Dataset records:
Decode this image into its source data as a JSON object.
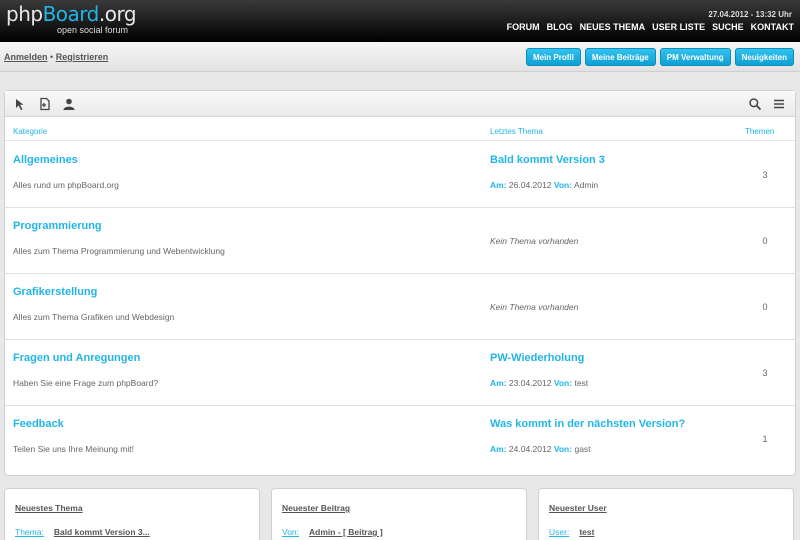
{
  "header": {
    "logo_a": "php",
    "logo_b": "Board",
    "logo_c": ".org",
    "slogan": "open social forum",
    "datetime": "27.04.2012 - 13:32 Uhr",
    "nav": [
      "FORUM",
      "BLOG",
      "NEUES THEMA",
      "USER LISTE",
      "SUCHE",
      "KONTAKT"
    ]
  },
  "subbar": {
    "login": "Anmelden",
    "sep": "•",
    "register": "Registrieren",
    "buttons": [
      "Mein Profil",
      "Meine Beiträge",
      "PM Verwaltung",
      "Neuigkeiten"
    ]
  },
  "toolbar": {
    "icons_left": [
      "cursor-icon",
      "new-document-icon",
      "user-icon"
    ],
    "icons_right": [
      "search-icon",
      "menu-icon"
    ]
  },
  "table": {
    "col_category": "Kategorie",
    "col_last_topic": "Letztes Thema",
    "col_topics": "Themen",
    "rows": [
      {
        "title": "Allgemeines",
        "desc": "Alles rund um phpBoard.org",
        "last_title": "Bald kommt Version 3",
        "am_label": "Am:",
        "date": "26.04.2012",
        "von_label": "Von:",
        "author": "Admin",
        "none": "",
        "count": "3"
      },
      {
        "title": "Programmierung",
        "desc": "Alles zum Thema Programmierung und Webentwicklung",
        "last_title": "",
        "am_label": "",
        "date": "",
        "von_label": "",
        "author": "",
        "none": "Kein Thema vorhanden",
        "count": "0"
      },
      {
        "title": "Grafikerstellung",
        "desc": "Alles zum Thema Grafiken und Webdesign",
        "last_title": "",
        "am_label": "",
        "date": "",
        "von_label": "",
        "author": "",
        "none": "Kein Thema vorhanden",
        "count": "0"
      },
      {
        "title": "Fragen und Anregungen",
        "desc": "Haben Sie eine Frage zum phpBoard?",
        "last_title": "PW-Wiederholung",
        "am_label": "Am:",
        "date": "23.04.2012",
        "von_label": "Von:",
        "author": "test",
        "none": "",
        "count": "3"
      },
      {
        "title": "Feedback",
        "desc": "Teilen Sie uns Ihre Meinung mit!",
        "last_title": "Was kommt in der nächsten Version?",
        "am_label": "Am:",
        "date": "24.04.2012",
        "von_label": "Von:",
        "author": "gast",
        "none": "",
        "count": "1"
      }
    ]
  },
  "boxes": [
    {
      "title": "Neuestes Thema",
      "label": "Thema:",
      "value": "Bald kommt Version 3..."
    },
    {
      "title": "Neuester Beitrag",
      "label": "Von:",
      "value": "Admin - [ Beitrag ]"
    },
    {
      "title": "Neuester User",
      "label": "User:",
      "value": "test"
    }
  ],
  "colors": {
    "accent": "#22b5e6",
    "header_bg": "#111111"
  }
}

Task
Check every line in the material above for the string "Neuester", then give only the number of lines that have it.

Output of the task
2